## WHAT YOU ARE ASKED TO DO
Please copy out all lines of the entries that contain the word "name".

## AVAILABLE DATA

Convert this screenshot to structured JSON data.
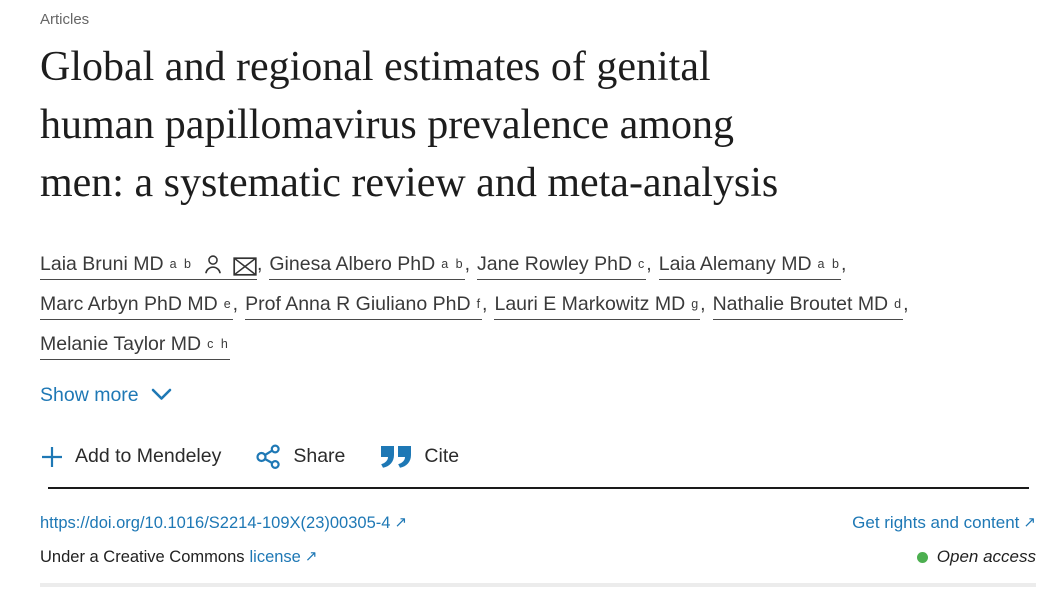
{
  "colors": {
    "link_blue": "#1e78b5",
    "text_dark": "#212121",
    "author_text": "#3a3a3a",
    "label_gray": "#666666",
    "open_access_green": "#4caf50",
    "divider_dark": "#1a1a1a",
    "divider_light": "#ececec"
  },
  "header": {
    "section_label": "Articles",
    "title_lines": [
      "Global and regional estimates of genital",
      "human papillomavirus prevalence among",
      "men: a systematic review and meta-analysis"
    ]
  },
  "authors": {
    "lines": [
      [
        {
          "name": "Laia Bruni MD",
          "sup": "a b",
          "icons": [
            "person",
            "envelope"
          ],
          "comma": true
        },
        {
          "name": "Ginesa Albero PhD",
          "sup": "a b",
          "icons": [],
          "comma": true
        },
        {
          "name": "Jane Rowley PhD",
          "sup": "c",
          "icons": [],
          "comma": true
        },
        {
          "name": "Laia Alemany MD",
          "sup": "a b",
          "icons": [],
          "comma": true
        }
      ],
      [
        {
          "name": "Marc Arbyn PhD MD",
          "sup": "e",
          "icons": [],
          "comma": true
        },
        {
          "name": "Prof Anna R Giuliano PhD",
          "sup": "f",
          "icons": [],
          "comma": true
        },
        {
          "name": "Lauri E Markowitz MD",
          "sup": "g",
          "icons": [],
          "comma": true
        },
        {
          "name": "Nathalie Broutet MD",
          "sup": "d",
          "icons": [],
          "comma": true
        }
      ],
      [
        {
          "name": "Melanie Taylor MD",
          "sup": "c h",
          "icons": [],
          "comma": false
        }
      ]
    ]
  },
  "show_more": {
    "label": "Show more"
  },
  "actions": {
    "add_to_mendeley": "Add to Mendeley",
    "share": "Share",
    "cite": "Cite"
  },
  "links": {
    "doi": "https://doi.org/10.1016/S2214-109X(23)00305-4",
    "rights": "Get rights and content",
    "license_prefix": "Under a Creative Commons",
    "license_link": "license",
    "external_arrow": "↗"
  },
  "open_access": {
    "label": "Open access"
  }
}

## ANSWER FOR THIS EXERCISE
          "name": "Laia Bruni MD",
          "name": "Ginesa Albero PhD",
          "name": "Jane Rowley PhD",
          "name": "Laia Alemany MD",
          "name": "Marc Arbyn PhD MD",
          "name": "Prof Anna R Giuliano PhD",
          "name": "Lauri E Markowitz MD",
          "name": "Nathalie Broutet MD",
          "name": "Melanie Taylor MD",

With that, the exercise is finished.